» Stored rows
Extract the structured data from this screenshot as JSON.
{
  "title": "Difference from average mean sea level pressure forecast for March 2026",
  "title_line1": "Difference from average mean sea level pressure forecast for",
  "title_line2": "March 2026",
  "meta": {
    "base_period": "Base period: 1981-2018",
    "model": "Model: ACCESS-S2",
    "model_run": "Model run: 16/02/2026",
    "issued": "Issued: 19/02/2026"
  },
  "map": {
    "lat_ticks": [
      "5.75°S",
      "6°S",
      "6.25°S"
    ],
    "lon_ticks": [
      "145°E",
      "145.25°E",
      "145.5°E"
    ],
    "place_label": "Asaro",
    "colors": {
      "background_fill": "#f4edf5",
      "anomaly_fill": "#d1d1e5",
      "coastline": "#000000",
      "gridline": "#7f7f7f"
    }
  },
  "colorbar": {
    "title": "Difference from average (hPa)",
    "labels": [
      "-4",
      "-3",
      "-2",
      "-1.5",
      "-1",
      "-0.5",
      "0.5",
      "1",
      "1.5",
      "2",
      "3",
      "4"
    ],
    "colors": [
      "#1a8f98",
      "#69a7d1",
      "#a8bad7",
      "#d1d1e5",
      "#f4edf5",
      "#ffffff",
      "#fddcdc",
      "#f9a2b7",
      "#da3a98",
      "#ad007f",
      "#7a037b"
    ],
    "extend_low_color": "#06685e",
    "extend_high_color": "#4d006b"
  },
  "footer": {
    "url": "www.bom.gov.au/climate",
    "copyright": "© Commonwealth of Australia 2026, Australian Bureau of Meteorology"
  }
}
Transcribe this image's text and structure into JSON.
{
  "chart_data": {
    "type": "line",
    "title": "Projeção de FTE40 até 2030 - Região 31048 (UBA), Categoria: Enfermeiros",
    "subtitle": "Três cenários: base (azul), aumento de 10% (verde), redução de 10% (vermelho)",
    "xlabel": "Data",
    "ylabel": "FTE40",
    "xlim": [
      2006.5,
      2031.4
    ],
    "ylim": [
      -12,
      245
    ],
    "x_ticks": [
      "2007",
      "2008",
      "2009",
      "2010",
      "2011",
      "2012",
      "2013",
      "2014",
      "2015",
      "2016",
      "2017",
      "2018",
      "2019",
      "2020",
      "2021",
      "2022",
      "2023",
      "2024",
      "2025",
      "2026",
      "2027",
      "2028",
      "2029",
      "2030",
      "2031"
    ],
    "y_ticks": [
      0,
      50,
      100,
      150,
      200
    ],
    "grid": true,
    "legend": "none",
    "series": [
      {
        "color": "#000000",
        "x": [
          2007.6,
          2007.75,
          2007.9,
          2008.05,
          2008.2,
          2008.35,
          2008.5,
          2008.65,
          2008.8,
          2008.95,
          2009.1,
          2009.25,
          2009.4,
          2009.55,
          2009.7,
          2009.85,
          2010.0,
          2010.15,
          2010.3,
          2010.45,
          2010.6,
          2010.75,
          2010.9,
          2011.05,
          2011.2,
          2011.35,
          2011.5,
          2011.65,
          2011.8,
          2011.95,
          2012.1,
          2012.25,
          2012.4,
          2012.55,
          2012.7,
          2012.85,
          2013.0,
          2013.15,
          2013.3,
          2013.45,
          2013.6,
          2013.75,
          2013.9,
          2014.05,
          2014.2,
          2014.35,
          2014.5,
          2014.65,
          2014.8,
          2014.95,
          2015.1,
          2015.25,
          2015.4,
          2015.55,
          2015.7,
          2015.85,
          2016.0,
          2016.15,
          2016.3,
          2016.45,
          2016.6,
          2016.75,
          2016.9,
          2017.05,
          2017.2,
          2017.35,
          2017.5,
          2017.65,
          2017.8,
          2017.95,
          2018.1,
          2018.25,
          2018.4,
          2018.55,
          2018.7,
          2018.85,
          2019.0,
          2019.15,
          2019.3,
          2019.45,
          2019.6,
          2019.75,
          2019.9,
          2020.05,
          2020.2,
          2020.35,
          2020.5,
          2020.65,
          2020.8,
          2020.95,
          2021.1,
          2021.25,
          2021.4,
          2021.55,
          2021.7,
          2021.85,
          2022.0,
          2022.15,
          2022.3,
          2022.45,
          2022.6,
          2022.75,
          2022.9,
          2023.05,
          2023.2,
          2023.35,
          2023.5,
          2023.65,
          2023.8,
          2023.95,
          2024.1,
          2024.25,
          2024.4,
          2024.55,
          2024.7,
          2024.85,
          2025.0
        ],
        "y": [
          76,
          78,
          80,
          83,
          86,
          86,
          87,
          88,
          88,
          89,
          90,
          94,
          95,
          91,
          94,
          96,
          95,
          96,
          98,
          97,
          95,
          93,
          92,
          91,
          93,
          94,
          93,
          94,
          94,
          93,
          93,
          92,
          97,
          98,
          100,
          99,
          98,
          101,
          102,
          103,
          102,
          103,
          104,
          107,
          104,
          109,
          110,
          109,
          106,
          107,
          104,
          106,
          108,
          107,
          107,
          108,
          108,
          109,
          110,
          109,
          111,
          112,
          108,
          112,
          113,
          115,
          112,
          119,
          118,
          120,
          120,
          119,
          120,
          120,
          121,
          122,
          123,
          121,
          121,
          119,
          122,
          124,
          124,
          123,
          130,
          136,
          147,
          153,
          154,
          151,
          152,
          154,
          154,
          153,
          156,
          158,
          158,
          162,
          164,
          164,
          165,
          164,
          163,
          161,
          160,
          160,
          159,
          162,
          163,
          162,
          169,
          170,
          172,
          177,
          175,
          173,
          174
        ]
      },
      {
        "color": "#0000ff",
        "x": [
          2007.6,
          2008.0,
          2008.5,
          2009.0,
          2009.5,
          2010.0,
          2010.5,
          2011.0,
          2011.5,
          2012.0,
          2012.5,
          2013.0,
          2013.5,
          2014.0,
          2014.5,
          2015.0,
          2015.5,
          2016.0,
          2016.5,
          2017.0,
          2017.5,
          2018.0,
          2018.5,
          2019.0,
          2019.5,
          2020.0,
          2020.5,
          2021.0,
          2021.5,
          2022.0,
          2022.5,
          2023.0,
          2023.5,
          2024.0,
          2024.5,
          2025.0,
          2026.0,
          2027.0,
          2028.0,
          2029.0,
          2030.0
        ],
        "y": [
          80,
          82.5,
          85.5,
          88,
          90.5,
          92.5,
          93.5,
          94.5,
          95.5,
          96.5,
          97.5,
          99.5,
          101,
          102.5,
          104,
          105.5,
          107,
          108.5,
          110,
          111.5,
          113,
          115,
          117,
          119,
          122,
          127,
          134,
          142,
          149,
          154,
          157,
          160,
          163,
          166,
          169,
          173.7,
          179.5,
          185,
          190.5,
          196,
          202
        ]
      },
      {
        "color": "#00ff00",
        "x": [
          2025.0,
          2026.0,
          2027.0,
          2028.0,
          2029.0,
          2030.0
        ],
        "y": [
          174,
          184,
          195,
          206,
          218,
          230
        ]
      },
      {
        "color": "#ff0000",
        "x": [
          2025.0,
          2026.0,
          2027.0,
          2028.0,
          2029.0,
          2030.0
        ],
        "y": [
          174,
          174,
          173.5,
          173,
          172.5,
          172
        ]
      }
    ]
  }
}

» Problem
The whole listing above needs to be written out again exactly.

» Output of the exercise
Extract the structured data from this screenshot as JSON.
{
  "title": "Difference from average mean sea level pressure forecast for March 2026",
  "title_line1": "Difference from average mean sea level pressure forecast for",
  "title_line2": "March 2026",
  "meta": {
    "base_period": "Base period: 1981-2018",
    "model": "Model: ACCESS-S2",
    "model_run": "Model run: 16/02/2026",
    "issued": "Issued: 19/02/2026"
  },
  "map": {
    "lat_ticks": [
      "5.75°S",
      "6°S",
      "6.25°S"
    ],
    "lon_ticks": [
      "145°E",
      "145.25°E",
      "145.5°E"
    ],
    "place_label": "Asaro",
    "colors": {
      "background_fill": "#f4edf5",
      "anomaly_fill": "#d1d1e5",
      "coastline": "#000000",
      "gridline": "#7f7f7f"
    }
  },
  "colorbar": {
    "title": "Difference from average (hPa)",
    "labels": [
      "-4",
      "-3",
      "-2",
      "-1.5",
      "-1",
      "-0.5",
      "0.5",
      "1",
      "1.5",
      "2",
      "3",
      "4"
    ],
    "colors": [
      "#1a8f98",
      "#69a7d1",
      "#a8bad7",
      "#d1d1e5",
      "#f4edf5",
      "#ffffff",
      "#fddcdc",
      "#f9a2b7",
      "#da3a98",
      "#ad007f",
      "#7a037b"
    ],
    "extend_low_color": "#06685e",
    "extend_high_color": "#4d006b"
  },
  "footer": {
    "url": "www.bom.gov.au/climate",
    "copyright": "© Commonwealth of Australia 2026, Australian Bureau of Meteorology"
  }
}
Transcribe this image's text and structure into JSON.
{
  "chart_data": {
    "type": "line",
    "title": "Projeção de FTE40 até 2030 - Região 31048 (UBA), Categoria: Enfermeiros",
    "subtitle": "Três cenários: base (azul), aumento de 10% (verde), redução de 10% (vermelho)",
    "xlabel": "Data",
    "ylabel": "FTE40",
    "xlim": [
      2006.5,
      2031.4
    ],
    "ylim": [
      -12,
      245
    ],
    "x_ticks": [
      "2007",
      "2008",
      "2009",
      "2010",
      "2011",
      "2012",
      "2013",
      "2014",
      "2015",
      "2016",
      "2017",
      "2018",
      "2019",
      "2020",
      "2021",
      "2022",
      "2023",
      "2024",
      "2025",
      "2026",
      "2027",
      "2028",
      "2029",
      "2030",
      "2031"
    ],
    "y_ticks": [
      0,
      50,
      100,
      150,
      200
    ],
    "grid": true,
    "legend": "none",
    "series": [
      {
        "color": "#000000",
        "x": [
          2007.6,
          2007.75,
          2007.9,
          2008.05,
          2008.2,
          2008.35,
          2008.5,
          2008.65,
          2008.8,
          2008.95,
          2009.1,
          2009.25,
          2009.4,
          2009.55,
          2009.7,
          2009.85,
          2010.0,
          2010.15,
          2010.3,
          2010.45,
          2010.6,
          2010.75,
          2010.9,
          2011.05,
          2011.2,
          2011.35,
          2011.5,
          2011.65,
          2011.8,
          2011.95,
          2012.1,
          2012.25,
          2012.4,
          2012.55,
          2012.7,
          2012.85,
          2013.0,
          2013.15,
          2013.3,
          2013.45,
          2013.6,
          2013.75,
          2013.9,
          2014.05,
          2014.2,
          2014.35,
          2014.5,
          2014.65,
          2014.8,
          2014.95,
          2015.1,
          2015.25,
          2015.4,
          2015.55,
          2015.7,
          2015.85,
          2016.0,
          2016.15,
          2016.3,
          2016.45,
          2016.6,
          2016.75,
          2016.9,
          2017.05,
          2017.2,
          2017.35,
          2017.5,
          2017.65,
          2017.8,
          2017.95,
          2018.1,
          2018.25,
          2018.4,
          2018.55,
          2018.7,
          2018.85,
          2019.0,
          2019.15,
          2019.3,
          2019.45,
          2019.6,
          2019.75,
          2019.9,
          2020.05,
          2020.2,
          2020.35,
          2020.5,
          2020.65,
          2020.8,
          2020.95,
          2021.1,
          2021.25,
          2021.4,
          2021.55,
          2021.7,
          2021.85,
          2022.0,
          2022.15,
          2022.3,
          2022.45,
          2022.6,
          2022.75,
          2022.9,
          2023.05,
          2023.2,
          2023.35,
          2023.5,
          2023.65,
          2023.8,
          2023.95,
          2024.1,
          2024.25,
          2024.4,
          2024.55,
          2024.7,
          2024.85,
          2025.0
        ],
        "y": [
          76,
          78,
          80,
          83,
          86,
          86,
          87,
          88,
          88,
          89,
          90,
          94,
          95,
          91,
          94,
          96,
          95,
          96,
          98,
          97,
          95,
          93,
          92,
          91,
          93,
          94,
          93,
          94,
          94,
          93,
          93,
          92,
          97,
          98,
          100,
          99,
          98,
          101,
          102,
          103,
          102,
          103,
          104,
          107,
          104,
          109,
          110,
          109,
          106,
          107,
          104,
          106,
          108,
          107,
          107,
          108,
          108,
          109,
          110,
          109,
          111,
          112,
          108,
          112,
          113,
          115,
          112,
          119,
          118,
          120,
          120,
          119,
          120,
          120,
          121,
          122,
          123,
          121,
          121,
          119,
          122,
          124,
          124,
          123,
          130,
          136,
          147,
          153,
          154,
          151,
          152,
          154,
          154,
          153,
          156,
          158,
          158,
          162,
          164,
          164,
          165,
          164,
          163,
          161,
          160,
          160,
          159,
          162,
          163,
          162,
          169,
          170,
          172,
          177,
          175,
          173,
          174
        ]
      },
      {
        "color": "#0000ff",
        "x": [
          2007.6,
          2008.0,
          2008.5,
          2009.0,
          2009.5,
          2010.0,
          2010.5,
          2011.0,
          2011.5,
          2012.0,
          2012.5,
          2013.0,
          2013.5,
          2014.0,
          2014.5,
          2015.0,
          2015.5,
          2016.0,
          2016.5,
          2017.0,
          2017.5,
          2018.0,
          2018.5,
          2019.0,
          2019.5,
          2020.0,
          2020.5,
          2021.0,
          2021.5,
          2022.0,
          2022.5,
          2023.0,
          2023.5,
          2024.0,
          2024.5,
          2025.0,
          2026.0,
          2027.0,
          2028.0,
          2029.0,
          2030.0
        ],
        "y": [
          80,
          82.5,
          85.5,
          88,
          90.5,
          92.5,
          93.5,
          94.5,
          95.5,
          96.5,
          97.5,
          99.5,
          101,
          102.5,
          104,
          105.5,
          107,
          108.5,
          110,
          111.5,
          113,
          115,
          117,
          119,
          122,
          127,
          134,
          142,
          149,
          154,
          157,
          160,
          163,
          166,
          169,
          173.7,
          179.5,
          185,
          190.5,
          196,
          202
        ]
      },
      {
        "color": "#00ff00",
        "x": [
          2025.0,
          2026.0,
          2027.0,
          2028.0,
          2029.0,
          2030.0
        ],
        "y": [
          174,
          184,
          195,
          206,
          218,
          230
        ]
      },
      {
        "color": "#ff0000",
        "x": [
          2025.0,
          2026.0,
          2027.0,
          2028.0,
          2029.0,
          2030.0
        ],
        "y": [
          174,
          174,
          173.5,
          173,
          172.5,
          172
        ]
      }
    ]
  }
}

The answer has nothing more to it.